§ What you will do
Set down, in full, every record in the block.
▬▬▬▬▬▬▬▬▬▬
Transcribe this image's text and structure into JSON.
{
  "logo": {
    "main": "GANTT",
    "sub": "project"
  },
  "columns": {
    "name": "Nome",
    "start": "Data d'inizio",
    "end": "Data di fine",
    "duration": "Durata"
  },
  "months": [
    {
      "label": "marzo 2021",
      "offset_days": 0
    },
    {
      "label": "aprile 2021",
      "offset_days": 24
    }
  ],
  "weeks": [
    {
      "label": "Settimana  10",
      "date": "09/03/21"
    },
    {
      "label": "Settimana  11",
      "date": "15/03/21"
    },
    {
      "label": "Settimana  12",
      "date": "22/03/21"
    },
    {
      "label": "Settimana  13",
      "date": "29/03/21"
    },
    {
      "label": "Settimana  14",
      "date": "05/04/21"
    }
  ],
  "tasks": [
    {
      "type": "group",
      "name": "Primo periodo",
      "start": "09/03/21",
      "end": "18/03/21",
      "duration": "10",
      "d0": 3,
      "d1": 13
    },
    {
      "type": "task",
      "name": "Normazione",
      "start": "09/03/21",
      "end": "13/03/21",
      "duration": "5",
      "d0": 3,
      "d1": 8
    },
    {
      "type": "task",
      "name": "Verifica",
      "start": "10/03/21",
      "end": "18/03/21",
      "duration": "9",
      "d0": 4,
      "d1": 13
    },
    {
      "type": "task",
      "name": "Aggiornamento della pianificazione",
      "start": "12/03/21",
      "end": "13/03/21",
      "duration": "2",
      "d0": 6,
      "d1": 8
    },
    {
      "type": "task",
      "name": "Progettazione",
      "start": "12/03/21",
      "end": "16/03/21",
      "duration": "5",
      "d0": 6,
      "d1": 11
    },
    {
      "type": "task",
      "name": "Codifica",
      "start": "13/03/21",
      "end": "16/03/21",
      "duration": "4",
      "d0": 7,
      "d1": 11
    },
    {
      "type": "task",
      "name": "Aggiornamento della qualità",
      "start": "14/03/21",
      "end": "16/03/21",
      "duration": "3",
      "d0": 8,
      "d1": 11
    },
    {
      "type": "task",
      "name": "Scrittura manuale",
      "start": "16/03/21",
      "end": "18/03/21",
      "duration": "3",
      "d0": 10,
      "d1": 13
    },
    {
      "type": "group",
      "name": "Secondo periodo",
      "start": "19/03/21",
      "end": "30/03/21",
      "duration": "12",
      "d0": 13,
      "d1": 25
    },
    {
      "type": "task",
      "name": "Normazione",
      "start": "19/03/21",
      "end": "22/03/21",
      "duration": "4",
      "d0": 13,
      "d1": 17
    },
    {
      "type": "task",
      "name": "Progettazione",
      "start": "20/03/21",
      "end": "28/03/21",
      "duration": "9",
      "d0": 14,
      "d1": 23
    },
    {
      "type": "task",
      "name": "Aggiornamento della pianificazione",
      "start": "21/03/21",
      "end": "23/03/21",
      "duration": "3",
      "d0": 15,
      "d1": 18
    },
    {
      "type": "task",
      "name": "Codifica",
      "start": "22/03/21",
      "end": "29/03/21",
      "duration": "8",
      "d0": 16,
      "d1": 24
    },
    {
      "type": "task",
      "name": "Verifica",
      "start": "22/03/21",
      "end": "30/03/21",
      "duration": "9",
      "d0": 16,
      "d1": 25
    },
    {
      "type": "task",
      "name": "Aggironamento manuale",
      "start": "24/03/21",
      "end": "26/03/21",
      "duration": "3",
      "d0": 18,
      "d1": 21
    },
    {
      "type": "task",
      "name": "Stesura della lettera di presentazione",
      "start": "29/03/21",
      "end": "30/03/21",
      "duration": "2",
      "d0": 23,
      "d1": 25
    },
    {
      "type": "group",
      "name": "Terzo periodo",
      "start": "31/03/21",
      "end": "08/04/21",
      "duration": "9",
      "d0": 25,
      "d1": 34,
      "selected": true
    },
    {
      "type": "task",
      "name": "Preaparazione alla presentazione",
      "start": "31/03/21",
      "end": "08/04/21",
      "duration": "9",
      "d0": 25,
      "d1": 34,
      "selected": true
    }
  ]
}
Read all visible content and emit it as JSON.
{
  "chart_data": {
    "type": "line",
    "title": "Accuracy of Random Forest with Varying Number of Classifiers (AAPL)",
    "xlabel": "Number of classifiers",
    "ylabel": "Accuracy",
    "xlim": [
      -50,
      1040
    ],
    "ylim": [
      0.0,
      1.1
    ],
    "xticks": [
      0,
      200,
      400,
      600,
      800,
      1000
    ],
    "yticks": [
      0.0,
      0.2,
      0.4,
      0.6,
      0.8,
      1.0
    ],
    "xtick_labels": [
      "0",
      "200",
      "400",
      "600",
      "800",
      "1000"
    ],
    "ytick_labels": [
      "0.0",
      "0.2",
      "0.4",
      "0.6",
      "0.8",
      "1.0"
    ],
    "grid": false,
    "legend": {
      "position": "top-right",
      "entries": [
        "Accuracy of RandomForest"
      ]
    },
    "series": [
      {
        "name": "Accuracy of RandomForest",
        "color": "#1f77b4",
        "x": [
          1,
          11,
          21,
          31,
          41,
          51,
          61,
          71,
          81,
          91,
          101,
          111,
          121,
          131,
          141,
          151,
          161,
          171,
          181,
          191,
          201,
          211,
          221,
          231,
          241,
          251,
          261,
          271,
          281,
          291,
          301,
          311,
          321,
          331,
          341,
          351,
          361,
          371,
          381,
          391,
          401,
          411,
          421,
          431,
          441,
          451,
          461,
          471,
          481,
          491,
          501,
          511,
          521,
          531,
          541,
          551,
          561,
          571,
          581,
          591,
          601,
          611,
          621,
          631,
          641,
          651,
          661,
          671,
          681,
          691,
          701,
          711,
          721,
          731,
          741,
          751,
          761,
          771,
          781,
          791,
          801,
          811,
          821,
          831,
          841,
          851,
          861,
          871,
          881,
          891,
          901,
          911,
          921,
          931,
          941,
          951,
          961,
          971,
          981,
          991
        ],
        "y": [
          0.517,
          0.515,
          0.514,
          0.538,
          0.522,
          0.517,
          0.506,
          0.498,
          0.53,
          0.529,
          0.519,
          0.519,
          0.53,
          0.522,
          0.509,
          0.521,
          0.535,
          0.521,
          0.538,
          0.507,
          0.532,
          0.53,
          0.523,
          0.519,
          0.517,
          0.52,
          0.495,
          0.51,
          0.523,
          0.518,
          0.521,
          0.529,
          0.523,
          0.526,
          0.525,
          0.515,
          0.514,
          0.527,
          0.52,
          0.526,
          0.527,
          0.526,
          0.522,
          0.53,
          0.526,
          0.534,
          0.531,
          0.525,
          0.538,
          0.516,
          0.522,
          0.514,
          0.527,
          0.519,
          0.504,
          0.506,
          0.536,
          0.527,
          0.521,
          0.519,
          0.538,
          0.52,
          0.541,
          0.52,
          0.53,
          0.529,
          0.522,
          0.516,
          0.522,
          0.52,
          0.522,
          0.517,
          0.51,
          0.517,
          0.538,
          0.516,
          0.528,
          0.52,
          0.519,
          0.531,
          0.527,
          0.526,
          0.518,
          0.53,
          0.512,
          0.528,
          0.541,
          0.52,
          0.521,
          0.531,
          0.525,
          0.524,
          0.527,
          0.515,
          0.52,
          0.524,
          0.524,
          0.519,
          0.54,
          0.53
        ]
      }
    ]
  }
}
▬▬▬▬▬▬▬▬▬▬
§ Exercise solution
Transcribe this image's text and structure into JSON.
{
  "logo": {
    "main": "GANTT",
    "sub": "project"
  },
  "columns": {
    "name": "Nome",
    "start": "Data d'inizio",
    "end": "Data di fine",
    "duration": "Durata"
  },
  "months": [
    {
      "label": "marzo 2021",
      "offset_days": 0
    },
    {
      "label": "aprile 2021",
      "offset_days": 24
    }
  ],
  "weeks": [
    {
      "label": "Settimana  10",
      "date": "09/03/21"
    },
    {
      "label": "Settimana  11",
      "date": "15/03/21"
    },
    {
      "label": "Settimana  12",
      "date": "22/03/21"
    },
    {
      "label": "Settimana  13",
      "date": "29/03/21"
    },
    {
      "label": "Settimana  14",
      "date": "05/04/21"
    }
  ],
  "tasks": [
    {
      "type": "group",
      "name": "Primo periodo",
      "start": "09/03/21",
      "end": "18/03/21",
      "duration": "10",
      "d0": 3,
      "d1": 13
    },
    {
      "type": "task",
      "name": "Normazione",
      "start": "09/03/21",
      "end": "13/03/21",
      "duration": "5",
      "d0": 3,
      "d1": 8
    },
    {
      "type": "task",
      "name": "Verifica",
      "start": "10/03/21",
      "end": "18/03/21",
      "duration": "9",
      "d0": 4,
      "d1": 13
    },
    {
      "type": "task",
      "name": "Aggiornamento della pianificazione",
      "start": "12/03/21",
      "end": "13/03/21",
      "duration": "2",
      "d0": 6,
      "d1": 8
    },
    {
      "type": "task",
      "name": "Progettazione",
      "start": "12/03/21",
      "end": "16/03/21",
      "duration": "5",
      "d0": 6,
      "d1": 11
    },
    {
      "type": "task",
      "name": "Codifica",
      "start": "13/03/21",
      "end": "16/03/21",
      "duration": "4",
      "d0": 7,
      "d1": 11
    },
    {
      "type": "task",
      "name": "Aggiornamento della qualità",
      "start": "14/03/21",
      "end": "16/03/21",
      "duration": "3",
      "d0": 8,
      "d1": 11
    },
    {
      "type": "task",
      "name": "Scrittura manuale",
      "start": "16/03/21",
      "end": "18/03/21",
      "duration": "3",
      "d0": 10,
      "d1": 13
    },
    {
      "type": "group",
      "name": "Secondo periodo",
      "start": "19/03/21",
      "end": "30/03/21",
      "duration": "12",
      "d0": 13,
      "d1": 25
    },
    {
      "type": "task",
      "name": "Normazione",
      "start": "19/03/21",
      "end": "22/03/21",
      "duration": "4",
      "d0": 13,
      "d1": 17
    },
    {
      "type": "task",
      "name": "Progettazione",
      "start": "20/03/21",
      "end": "28/03/21",
      "duration": "9",
      "d0": 14,
      "d1": 23
    },
    {
      "type": "task",
      "name": "Aggiornamento della pianificazione",
      "start": "21/03/21",
      "end": "23/03/21",
      "duration": "3",
      "d0": 15,
      "d1": 18
    },
    {
      "type": "task",
      "name": "Codifica",
      "start": "22/03/21",
      "end": "29/03/21",
      "duration": "8",
      "d0": 16,
      "d1": 24
    },
    {
      "type": "task",
      "name": "Verifica",
      "start": "22/03/21",
      "end": "30/03/21",
      "duration": "9",
      "d0": 16,
      "d1": 25
    },
    {
      "type": "task",
      "name": "Aggironamento manuale",
      "start": "24/03/21",
      "end": "26/03/21",
      "duration": "3",
      "d0": 18,
      "d1": 21
    },
    {
      "type": "task",
      "name": "Stesura della lettera di presentazione",
      "start": "29/03/21",
      "end": "30/03/21",
      "duration": "2",
      "d0": 23,
      "d1": 25
    },
    {
      "type": "group",
      "name": "Terzo periodo",
      "start": "31/03/21",
      "end": "08/04/21",
      "duration": "9",
      "d0": 25,
      "d1": 34,
      "selected": true
    },
    {
      "type": "task",
      "name": "Preaparazione alla presentazione",
      "start": "31/03/21",
      "end": "08/04/21",
      "duration": "9",
      "d0": 25,
      "d1": 34,
      "selected": true
    }
  ]
}
Read all visible content and emit it as JSON.
{
  "chart_data": {
    "type": "line",
    "title": "Accuracy of Random Forest with Varying Number of Classifiers (AAPL)",
    "xlabel": "Number of classifiers",
    "ylabel": "Accuracy",
    "xlim": [
      -50,
      1040
    ],
    "ylim": [
      0.0,
      1.1
    ],
    "xticks": [
      0,
      200,
      400,
      600,
      800,
      1000
    ],
    "yticks": [
      0.0,
      0.2,
      0.4,
      0.6,
      0.8,
      1.0
    ],
    "xtick_labels": [
      "0",
      "200",
      "400",
      "600",
      "800",
      "1000"
    ],
    "ytick_labels": [
      "0.0",
      "0.2",
      "0.4",
      "0.6",
      "0.8",
      "1.0"
    ],
    "grid": false,
    "legend": {
      "position": "top-right",
      "entries": [
        "Accuracy of RandomForest"
      ]
    },
    "series": [
      {
        "name": "Accuracy of RandomForest",
        "color": "#1f77b4",
        "x": [
          1,
          11,
          21,
          31,
          41,
          51,
          61,
          71,
          81,
          91,
          101,
          111,
          121,
          131,
          141,
          151,
          161,
          171,
          181,
          191,
          201,
          211,
          221,
          231,
          241,
          251,
          261,
          271,
          281,
          291,
          301,
          311,
          321,
          331,
          341,
          351,
          361,
          371,
          381,
          391,
          401,
          411,
          421,
          431,
          441,
          451,
          461,
          471,
          481,
          491,
          501,
          511,
          521,
          531,
          541,
          551,
          561,
          571,
          581,
          591,
          601,
          611,
          621,
          631,
          641,
          651,
          661,
          671,
          681,
          691,
          701,
          711,
          721,
          731,
          741,
          751,
          761,
          771,
          781,
          791,
          801,
          811,
          821,
          831,
          841,
          851,
          861,
          871,
          881,
          891,
          901,
          911,
          921,
          931,
          941,
          951,
          961,
          971,
          981,
          991
        ],
        "y": [
          0.517,
          0.515,
          0.514,
          0.538,
          0.522,
          0.517,
          0.506,
          0.498,
          0.53,
          0.529,
          0.519,
          0.519,
          0.53,
          0.522,
          0.509,
          0.521,
          0.535,
          0.521,
          0.538,
          0.507,
          0.532,
          0.53,
          0.523,
          0.519,
          0.517,
          0.52,
          0.495,
          0.51,
          0.523,
          0.518,
          0.521,
          0.529,
          0.523,
          0.526,
          0.525,
          0.515,
          0.514,
          0.527,
          0.52,
          0.526,
          0.527,
          0.526,
          0.522,
          0.53,
          0.526,
          0.534,
          0.531,
          0.525,
          0.538,
          0.516,
          0.522,
          0.514,
          0.527,
          0.519,
          0.504,
          0.506,
          0.536,
          0.527,
          0.521,
          0.519,
          0.538,
          0.52,
          0.541,
          0.52,
          0.53,
          0.529,
          0.522,
          0.516,
          0.522,
          0.52,
          0.522,
          0.517,
          0.51,
          0.517,
          0.538,
          0.516,
          0.528,
          0.52,
          0.519,
          0.531,
          0.527,
          0.526,
          0.518,
          0.53,
          0.512,
          0.528,
          0.541,
          0.52,
          0.521,
          0.531,
          0.525,
          0.524,
          0.527,
          0.515,
          0.52,
          0.524,
          0.524,
          0.519,
          0.54,
          0.53
        ]
      }
    ]
  }
}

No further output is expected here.